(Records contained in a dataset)
-- -- --

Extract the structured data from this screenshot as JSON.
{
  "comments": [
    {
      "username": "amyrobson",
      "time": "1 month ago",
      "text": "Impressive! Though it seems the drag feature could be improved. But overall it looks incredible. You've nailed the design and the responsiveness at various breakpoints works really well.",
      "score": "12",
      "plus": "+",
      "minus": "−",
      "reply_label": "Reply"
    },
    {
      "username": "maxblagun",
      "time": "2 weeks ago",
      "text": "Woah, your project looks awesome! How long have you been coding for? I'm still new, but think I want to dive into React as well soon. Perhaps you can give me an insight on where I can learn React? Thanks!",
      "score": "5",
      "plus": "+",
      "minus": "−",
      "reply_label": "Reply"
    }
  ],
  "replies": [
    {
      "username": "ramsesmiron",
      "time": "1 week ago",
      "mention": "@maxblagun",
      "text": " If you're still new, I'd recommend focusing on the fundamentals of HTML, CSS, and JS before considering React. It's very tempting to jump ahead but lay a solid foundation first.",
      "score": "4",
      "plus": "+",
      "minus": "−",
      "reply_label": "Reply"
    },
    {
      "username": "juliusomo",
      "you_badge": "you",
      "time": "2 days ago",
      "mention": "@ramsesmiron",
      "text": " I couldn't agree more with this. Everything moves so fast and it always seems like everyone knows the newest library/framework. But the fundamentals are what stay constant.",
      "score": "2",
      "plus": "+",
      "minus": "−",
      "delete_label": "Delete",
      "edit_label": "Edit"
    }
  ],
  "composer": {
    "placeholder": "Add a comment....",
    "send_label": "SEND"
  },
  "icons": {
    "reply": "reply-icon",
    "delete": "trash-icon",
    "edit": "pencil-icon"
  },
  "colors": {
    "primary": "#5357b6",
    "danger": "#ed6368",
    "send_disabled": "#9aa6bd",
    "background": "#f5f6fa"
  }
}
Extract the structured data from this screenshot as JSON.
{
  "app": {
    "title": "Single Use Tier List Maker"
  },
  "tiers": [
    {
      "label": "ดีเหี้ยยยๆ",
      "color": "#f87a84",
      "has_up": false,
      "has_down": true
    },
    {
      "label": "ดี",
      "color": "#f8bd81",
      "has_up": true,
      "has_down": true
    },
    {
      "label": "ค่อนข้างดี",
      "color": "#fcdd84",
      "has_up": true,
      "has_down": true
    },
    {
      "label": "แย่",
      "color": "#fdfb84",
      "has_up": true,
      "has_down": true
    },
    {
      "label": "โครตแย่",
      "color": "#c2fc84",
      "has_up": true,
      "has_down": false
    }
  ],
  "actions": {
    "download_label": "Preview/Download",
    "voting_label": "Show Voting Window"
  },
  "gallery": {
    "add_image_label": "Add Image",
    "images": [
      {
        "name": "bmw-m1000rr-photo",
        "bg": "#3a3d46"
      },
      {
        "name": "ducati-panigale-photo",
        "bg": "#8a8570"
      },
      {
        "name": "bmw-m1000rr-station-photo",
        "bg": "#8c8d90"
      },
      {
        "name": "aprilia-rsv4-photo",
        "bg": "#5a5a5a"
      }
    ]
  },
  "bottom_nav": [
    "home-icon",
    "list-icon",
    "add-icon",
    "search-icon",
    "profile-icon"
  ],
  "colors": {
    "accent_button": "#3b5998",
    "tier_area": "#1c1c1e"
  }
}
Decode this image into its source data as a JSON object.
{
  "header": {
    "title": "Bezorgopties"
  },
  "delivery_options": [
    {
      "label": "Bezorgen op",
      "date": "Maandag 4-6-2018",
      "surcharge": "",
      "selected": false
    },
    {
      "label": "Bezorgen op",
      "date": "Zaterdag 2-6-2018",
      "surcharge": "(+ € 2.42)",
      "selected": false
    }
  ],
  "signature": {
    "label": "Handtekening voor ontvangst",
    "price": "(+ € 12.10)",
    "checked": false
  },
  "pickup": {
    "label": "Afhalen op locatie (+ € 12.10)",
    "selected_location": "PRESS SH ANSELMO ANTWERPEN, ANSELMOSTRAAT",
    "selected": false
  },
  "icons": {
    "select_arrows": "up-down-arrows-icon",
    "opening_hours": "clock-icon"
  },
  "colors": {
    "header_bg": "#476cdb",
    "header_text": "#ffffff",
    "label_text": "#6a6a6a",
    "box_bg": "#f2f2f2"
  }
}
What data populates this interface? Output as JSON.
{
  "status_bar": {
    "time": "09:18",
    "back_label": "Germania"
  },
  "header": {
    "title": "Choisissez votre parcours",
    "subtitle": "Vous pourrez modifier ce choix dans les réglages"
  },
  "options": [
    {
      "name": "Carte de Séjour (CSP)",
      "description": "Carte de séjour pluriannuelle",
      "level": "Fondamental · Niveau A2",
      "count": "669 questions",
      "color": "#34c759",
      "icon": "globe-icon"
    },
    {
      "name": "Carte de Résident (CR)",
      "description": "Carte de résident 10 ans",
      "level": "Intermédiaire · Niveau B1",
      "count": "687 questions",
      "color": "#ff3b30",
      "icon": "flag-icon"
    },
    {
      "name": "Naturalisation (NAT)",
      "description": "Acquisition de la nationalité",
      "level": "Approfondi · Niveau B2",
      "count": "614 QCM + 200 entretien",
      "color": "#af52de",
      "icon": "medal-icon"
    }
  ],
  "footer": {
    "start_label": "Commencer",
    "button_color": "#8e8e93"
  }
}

-- -- --

In this exercise, repeat all entries exactly.

*REPLY TO THE TASK:*
Extract the structured data from this screenshot as JSON.
{
  "comments": [
    {
      "username": "amyrobson",
      "time": "1 month ago",
      "text": "Impressive! Though it seems the drag feature could be improved. But overall it looks incredible. You've nailed the design and the responsiveness at various breakpoints works really well.",
      "score": "12",
      "plus": "+",
      "minus": "−",
      "reply_label": "Reply"
    },
    {
      "username": "maxblagun",
      "time": "2 weeks ago",
      "text": "Woah, your project looks awesome! How long have you been coding for? I'm still new, but think I want to dive into React as well soon. Perhaps you can give me an insight on where I can learn React? Thanks!",
      "score": "5",
      "plus": "+",
      "minus": "−",
      "reply_label": "Reply"
    }
  ],
  "replies": [
    {
      "username": "ramsesmiron",
      "time": "1 week ago",
      "mention": "@maxblagun",
      "text": " If you're still new, I'd recommend focusing on the fundamentals of HTML, CSS, and JS before considering React. It's very tempting to jump ahead but lay a solid foundation first.",
      "score": "4",
      "plus": "+",
      "minus": "−",
      "reply_label": "Reply"
    },
    {
      "username": "juliusomo",
      "you_badge": "you",
      "time": "2 days ago",
      "mention": "@ramsesmiron",
      "text": " I couldn't agree more with this. Everything moves so fast and it always seems like everyone knows the newest library/framework. But the fundamentals are what stay constant.",
      "score": "2",
      "plus": "+",
      "minus": "−",
      "delete_label": "Delete",
      "edit_label": "Edit"
    }
  ],
  "composer": {
    "placeholder": "Add a comment....",
    "send_label": "SEND"
  },
  "icons": {
    "reply": "reply-icon",
    "delete": "trash-icon",
    "edit": "pencil-icon"
  },
  "colors": {
    "primary": "#5357b6",
    "danger": "#ed6368",
    "send_disabled": "#9aa6bd",
    "background": "#f5f6fa"
  }
}
Extract the structured data from this screenshot as JSON.
{
  "app": {
    "title": "Single Use Tier List Maker"
  },
  "tiers": [
    {
      "label": "ดีเหี้ยยยๆ",
      "color": "#f87a84",
      "has_up": false,
      "has_down": true
    },
    {
      "label": "ดี",
      "color": "#f8bd81",
      "has_up": true,
      "has_down": true
    },
    {
      "label": "ค่อนข้างดี",
      "color": "#fcdd84",
      "has_up": true,
      "has_down": true
    },
    {
      "label": "แย่",
      "color": "#fdfb84",
      "has_up": true,
      "has_down": true
    },
    {
      "label": "โครตแย่",
      "color": "#c2fc84",
      "has_up": true,
      "has_down": false
    }
  ],
  "actions": {
    "download_label": "Preview/Download",
    "voting_label": "Show Voting Window"
  },
  "gallery": {
    "add_image_label": "Add Image",
    "images": [
      {
        "name": "bmw-m1000rr-photo",
        "bg": "#3a3d46"
      },
      {
        "name": "ducati-panigale-photo",
        "bg": "#8a8570"
      },
      {
        "name": "bmw-m1000rr-station-photo",
        "bg": "#8c8d90"
      },
      {
        "name": "aprilia-rsv4-photo",
        "bg": "#5a5a5a"
      }
    ]
  },
  "bottom_nav": [
    "home-icon",
    "list-icon",
    "add-icon",
    "search-icon",
    "profile-icon"
  ],
  "colors": {
    "accent_button": "#3b5998",
    "tier_area": "#1c1c1e"
  }
}
Decode this image into its source data as a JSON object.
{
  "header": {
    "title": "Bezorgopties"
  },
  "delivery_options": [
    {
      "label": "Bezorgen op",
      "date": "Maandag 4-6-2018",
      "surcharge": "",
      "selected": false
    },
    {
      "label": "Bezorgen op",
      "date": "Zaterdag 2-6-2018",
      "surcharge": "(+ € 2.42)",
      "selected": false
    }
  ],
  "signature": {
    "label": "Handtekening voor ontvangst",
    "price": "(+ € 12.10)",
    "checked": false
  },
  "pickup": {
    "label": "Afhalen op locatie (+ € 12.10)",
    "selected_location": "PRESS SH ANSELMO ANTWERPEN, ANSELMOSTRAAT",
    "selected": false
  },
  "icons": {
    "select_arrows": "up-down-arrows-icon",
    "opening_hours": "clock-icon"
  },
  "colors": {
    "header_bg": "#476cdb",
    "header_text": "#ffffff",
    "label_text": "#6a6a6a",
    "box_bg": "#f2f2f2"
  }
}
What data populates this interface? Output as JSON.
{
  "status_bar": {
    "time": "09:18",
    "back_label": "Germania"
  },
  "header": {
    "title": "Choisissez votre parcours",
    "subtitle": "Vous pourrez modifier ce choix dans les réglages"
  },
  "options": [
    {
      "name": "Carte de Séjour (CSP)",
      "description": "Carte de séjour pluriannuelle",
      "level": "Fondamental · Niveau A2",
      "count": "669 questions",
      "color": "#34c759",
      "icon": "globe-icon"
    },
    {
      "name": "Carte de Résident (CR)",
      "description": "Carte de résident 10 ans",
      "level": "Intermédiaire · Niveau B1",
      "count": "687 questions",
      "color": "#ff3b30",
      "icon": "flag-icon"
    },
    {
      "name": "Naturalisation (NAT)",
      "description": "Acquisition de la nationalité",
      "level": "Approfondi · Niveau B2",
      "count": "614 QCM + 200 entretien",
      "color": "#af52de",
      "icon": "medal-icon"
    }
  ],
  "footer": {
    "start_label": "Commencer",
    "button_color": "#8e8e93"
  }
}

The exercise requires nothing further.